▼▼▼

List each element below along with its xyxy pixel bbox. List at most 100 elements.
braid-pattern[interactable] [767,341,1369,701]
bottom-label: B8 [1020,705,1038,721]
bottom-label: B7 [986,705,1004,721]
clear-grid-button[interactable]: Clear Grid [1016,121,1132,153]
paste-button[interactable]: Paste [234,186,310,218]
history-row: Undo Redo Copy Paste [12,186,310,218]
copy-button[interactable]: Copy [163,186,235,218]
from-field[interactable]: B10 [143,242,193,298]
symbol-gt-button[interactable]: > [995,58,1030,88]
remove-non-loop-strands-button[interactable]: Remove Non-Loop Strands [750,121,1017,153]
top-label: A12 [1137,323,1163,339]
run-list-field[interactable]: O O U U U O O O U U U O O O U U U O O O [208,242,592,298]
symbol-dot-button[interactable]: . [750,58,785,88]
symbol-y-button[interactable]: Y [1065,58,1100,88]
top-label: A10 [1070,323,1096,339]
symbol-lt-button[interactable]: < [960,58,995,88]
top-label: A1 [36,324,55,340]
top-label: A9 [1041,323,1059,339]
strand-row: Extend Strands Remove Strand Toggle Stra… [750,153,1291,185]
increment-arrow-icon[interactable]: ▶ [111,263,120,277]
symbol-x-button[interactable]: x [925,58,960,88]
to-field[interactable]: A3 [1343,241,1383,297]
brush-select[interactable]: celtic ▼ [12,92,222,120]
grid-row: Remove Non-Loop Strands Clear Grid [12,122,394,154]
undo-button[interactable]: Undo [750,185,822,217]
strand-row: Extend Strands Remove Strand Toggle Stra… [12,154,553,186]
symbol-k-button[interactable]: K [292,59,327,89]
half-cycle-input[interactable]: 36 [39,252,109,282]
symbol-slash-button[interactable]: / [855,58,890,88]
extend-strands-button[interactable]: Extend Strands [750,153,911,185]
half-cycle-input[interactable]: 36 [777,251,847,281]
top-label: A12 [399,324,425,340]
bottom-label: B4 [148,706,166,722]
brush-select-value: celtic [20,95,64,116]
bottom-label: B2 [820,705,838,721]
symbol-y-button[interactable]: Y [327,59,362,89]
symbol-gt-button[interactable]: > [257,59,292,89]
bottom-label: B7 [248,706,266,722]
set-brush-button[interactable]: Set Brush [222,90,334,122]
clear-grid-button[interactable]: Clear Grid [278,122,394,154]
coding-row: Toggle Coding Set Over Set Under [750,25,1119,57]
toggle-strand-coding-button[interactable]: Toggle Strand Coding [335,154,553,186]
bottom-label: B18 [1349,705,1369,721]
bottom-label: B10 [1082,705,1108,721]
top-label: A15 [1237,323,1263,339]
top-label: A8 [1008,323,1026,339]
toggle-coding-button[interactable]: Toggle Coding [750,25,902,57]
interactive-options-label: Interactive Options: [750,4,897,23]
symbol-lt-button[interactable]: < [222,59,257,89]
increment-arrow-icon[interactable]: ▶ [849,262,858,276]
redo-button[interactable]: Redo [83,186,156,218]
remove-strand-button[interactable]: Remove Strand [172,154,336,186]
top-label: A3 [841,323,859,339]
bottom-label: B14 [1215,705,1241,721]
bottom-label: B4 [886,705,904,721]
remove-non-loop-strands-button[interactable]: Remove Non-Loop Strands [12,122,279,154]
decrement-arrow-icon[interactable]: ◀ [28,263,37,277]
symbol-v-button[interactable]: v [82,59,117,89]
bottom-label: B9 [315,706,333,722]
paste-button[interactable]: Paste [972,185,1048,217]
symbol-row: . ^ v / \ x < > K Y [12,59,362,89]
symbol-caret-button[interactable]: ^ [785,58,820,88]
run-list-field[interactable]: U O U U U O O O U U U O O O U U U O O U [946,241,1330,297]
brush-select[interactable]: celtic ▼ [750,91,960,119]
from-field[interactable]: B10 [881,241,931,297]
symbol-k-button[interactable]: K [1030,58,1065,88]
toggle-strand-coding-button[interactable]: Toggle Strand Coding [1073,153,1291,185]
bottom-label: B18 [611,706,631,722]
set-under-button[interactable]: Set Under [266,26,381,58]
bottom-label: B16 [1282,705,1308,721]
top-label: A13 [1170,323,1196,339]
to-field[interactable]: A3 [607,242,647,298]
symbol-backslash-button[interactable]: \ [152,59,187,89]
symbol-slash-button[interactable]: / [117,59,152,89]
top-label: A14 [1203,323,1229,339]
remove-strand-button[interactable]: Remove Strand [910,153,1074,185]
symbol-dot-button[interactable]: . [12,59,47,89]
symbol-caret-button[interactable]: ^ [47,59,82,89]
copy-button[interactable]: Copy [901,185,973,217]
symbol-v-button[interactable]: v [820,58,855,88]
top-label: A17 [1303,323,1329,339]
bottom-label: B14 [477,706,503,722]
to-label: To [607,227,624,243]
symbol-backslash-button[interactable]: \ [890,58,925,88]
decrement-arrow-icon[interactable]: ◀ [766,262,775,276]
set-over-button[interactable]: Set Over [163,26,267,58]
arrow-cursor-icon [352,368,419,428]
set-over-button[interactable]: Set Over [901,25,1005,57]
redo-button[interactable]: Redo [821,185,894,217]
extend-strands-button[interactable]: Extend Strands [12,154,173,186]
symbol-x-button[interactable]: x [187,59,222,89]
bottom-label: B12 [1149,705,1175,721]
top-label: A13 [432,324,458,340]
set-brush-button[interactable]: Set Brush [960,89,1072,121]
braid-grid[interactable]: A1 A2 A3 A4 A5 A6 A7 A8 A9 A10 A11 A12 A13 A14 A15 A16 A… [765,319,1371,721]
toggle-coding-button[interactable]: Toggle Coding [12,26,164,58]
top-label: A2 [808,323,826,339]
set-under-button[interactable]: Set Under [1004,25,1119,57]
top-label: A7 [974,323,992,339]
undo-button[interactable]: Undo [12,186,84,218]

▲▲▲

- [DO THIS]: Recast all of the data above as a Markdown table with two columns, Row and Entry, giving each nonblank line its own numbered row.

- [TASK OUTPUT]:
| Row | Entry |
|---|---|
| 1 | List each element below along with its xyxy pixel bbox. List at most 100 elements. |
| 2 | braid-pattern[interactable] [767,341,1369,701] |
| 3 | bottom-label: B8 [1020,705,1038,721] |
| 4 | bottom-label: B7 [986,705,1004,721] |
| 5 | clear-grid-button[interactable]: Clear Grid [1016,121,1132,153] |
| 6 | paste-button[interactable]: Paste [234,186,310,218] |
| 7 | history-row: Undo Redo Copy Paste [12,186,310,218] |
| 8 | copy-button[interactable]: Copy [163,186,235,218] |
| 9 | from-field[interactable]: B10 [143,242,193,298] |
| 10 | symbol-gt-button[interactable]: > [995,58,1030,88] |
| 11 | remove-non-loop-strands-button[interactable]: Remove Non-Loop Strands [750,121,1017,153] |
| 12 | top-label: A12 [1137,323,1163,339] |
| 13 | run-list-field[interactable]: O O U U U O O O U U U O O O U U U O O O [208,242,592,298] |
| 14 | symbol-dot-button[interactable]: . [750,58,785,88] |
| 15 | symbol-y-button[interactable]: Y [1065,58,1100,88] |
| 16 | top-label: A10 [1070,323,1096,339] |
| 17 | symbol-lt-button[interactable]: < [960,58,995,88] |
| 18 | top-label: A1 [36,324,55,340] |
| 19 | top-label: A9 [1041,323,1059,339] |
| 20 | strand-row: Extend Strands Remove Strand Toggle Stra… [750,153,1291,185] |
| 21 | increment-arrow-icon[interactable]: ▶ [111,263,120,277] |
| 22 | symbol-x-button[interactable]: x [925,58,960,88] |
| 23 | to-field[interactable]: A3 [1343,241,1383,297] |
| 24 | brush-select[interactable]: celtic ▼ [12,92,222,120] |
| 25 | grid-row: Remove Non-Loop Strands Clear Grid [12,122,394,154] |
| 26 | undo-button[interactable]: Undo [750,185,822,217] |
| 27 | strand-row: Extend Strands Remove Strand Toggle Stra… [12,154,553,186] |
| 28 | symbol-k-button[interactable]: K [292,59,327,89] |
| 29 | half-cycle-input[interactable]: 36 [39,252,109,282] |
| 30 | symbol-slash-button[interactable]: / [855,58,890,88] |
| 31 | extend-strands-button[interactable]: Extend Strands [750,153,911,185] |
| 32 | half-cycle-input[interactable]: 36 [777,251,847,281] |
| 33 | top-label: A12 [399,324,425,340] |
| 34 | bottom-label: B4 [148,706,166,722] |
| 35 | brush-select-value: celtic [20,95,64,116] |
| 36 | bottom-label: B2 [820,705,838,721] |
| 37 | symbol-y-button[interactable]: Y [327,59,362,89] |
| 38 | symbol-gt-button[interactable]: > [257,59,292,89] |
| 39 | bottom-label: B7 [248,706,266,722] |
| 40 | set-brush-button[interactable]: Set Brush [222,90,334,122] |
| 41 | clear-grid-button[interactable]: Clear Grid [278,122,394,154] |
| 42 | coding-row: Toggle Coding Set Over Set Under [750,25,1119,57] |
| 43 | toggle-strand-coding-button[interactable]: Toggle Strand Coding [335,154,553,186] |
| 44 | bottom-label: B18 [1349,705,1369,721] |
| 45 | bottom-label: B10 [1082,705,1108,721] |
| 46 | top-label: A15 [1237,323,1263,339] |
| 47 | top-label: A8 [1008,323,1026,339] |
| 48 | toggle-coding-button[interactable]: Toggle Coding [750,25,902,57] |
| 49 | interactive-options-label: Interactive Options: [750,4,897,23] |
| 50 | symbol-lt-button[interactable]: < [222,59,257,89] |
| 51 | increment-arrow-icon[interactable]: ▶ [849,262,858,276] |
| 52 | redo-button[interactable]: Redo [83,186,156,218] |
| 53 | remove-strand-button[interactable]: Remove Strand [172,154,336,186] |
| 54 | top-label: A3 [841,323,859,339] |
| 55 | bottom-label: B14 [1215,705,1241,721] |
| 56 | bottom-label: B4 [886,705,904,721] |
| 57 | remove-non-loop-strands-button[interactable]: Remove Non-Loop Strands [12,122,279,154] |
| 58 | decrement-arrow-icon[interactable]: ◀ [28,263,37,277] |
| 59 | symbol-v-button[interactable]: v [82,59,117,89] |
| 60 | bottom-label: B9 [315,706,333,722] |
| 61 | paste-button[interactable]: Paste [972,185,1048,217] |
| 62 | symbol-row: . ^ v / \ x < > K Y [12,59,362,89] |
| 63 | symbol-caret-button[interactable]: ^ [785,58,820,88] |
| 64 | run-list-field[interactable]: U O U U U O O O U U U O O O U U U O O U [946,241,1330,297] |
| 65 | brush-select[interactable]: celtic ▼ [750,91,960,119] |
| 66 | from-field[interactable]: B10 [881,241,931,297] |
| 67 | symbol-k-button[interactable]: K [1030,58,1065,88] |
| 68 | toggle-strand-coding-button[interactable]: Toggle Strand Coding [1073,153,1291,185] |
| 69 | bottom-label: B18 [611,706,631,722] |
| 70 | set-under-button[interactable]: Set Under [266,26,381,58] |
| 71 | bottom-label: B16 [1282,705,1308,721] |
| 72 | top-label: A13 [1170,323,1196,339] |
| 73 | to-field[interactable]: A3 [607,242,647,298] |
| 74 | symbol-backslash-button[interactable]: \ [152,59,187,89] |
| 75 | symbol-slash-button[interactable]: / [117,59,152,89] |
| 76 | top-label: A14 [1203,323,1229,339] |
| 77 | remove-strand-button[interactable]: Remove Strand [910,153,1074,185] |
| 78 | symbol-dot-button[interactable]: . [12,59,47,89] |
| 79 | symbol-caret-button[interactable]: ^ [47,59,82,89] |
| 80 | copy-button[interactable]: Copy [901,185,973,217] |
| 81 | symbol-v-button[interactable]: v [820,58,855,88] |
| 82 | top-label: A17 [1303,323,1329,339] |
| 83 | bottom-label: B14 [477,706,503,722] |
| 84 | to-label: To [607,227,624,243] |
| 85 | symbol-backslash-button[interactable]: \ [890,58,925,88] |
| 86 | decrement-arrow-icon[interactable]: ◀ [766,262,775,276] |
| 87 | set-over-button[interactable]: Set Over [163,26,267,58] |
| 88 | arrow-cursor-icon [352,368,419,428] |
| 89 | set-over-button[interactable]: Set Over [901,25,1005,57] |
| 90 | redo-button[interactable]: Redo [821,185,894,217] |
| 91 | extend-strands-button[interactable]: Extend Strands [12,154,173,186] |
| 92 | symbol-x-button[interactable]: x [187,59,222,89] |
| 93 | bottom-label: B12 [1149,705,1175,721] |
| 94 | top-label: A13 [432,324,458,340] |
| 95 | set-brush-button[interactable]: Set Brush [960,89,1072,121] |
| 96 | braid-grid[interactable]: A1 A2 A3 A4 A5 A6 A7 A8 A9 A10 A11 A12 A13 A14 A15 A16 A… [765,319,1371,721] |
| 97 | toggle-coding-button[interactable]: Toggle Coding [12,26,164,58] |
| 98 | top-label: A2 [808,323,826,339] |
| 99 | set-under-button[interactable]: Set Under [1004,25,1119,57] |
| 100 | top-label: A7 [974,323,992,339] |
| 101 | undo-button[interactable]: Undo [12,186,84,218] |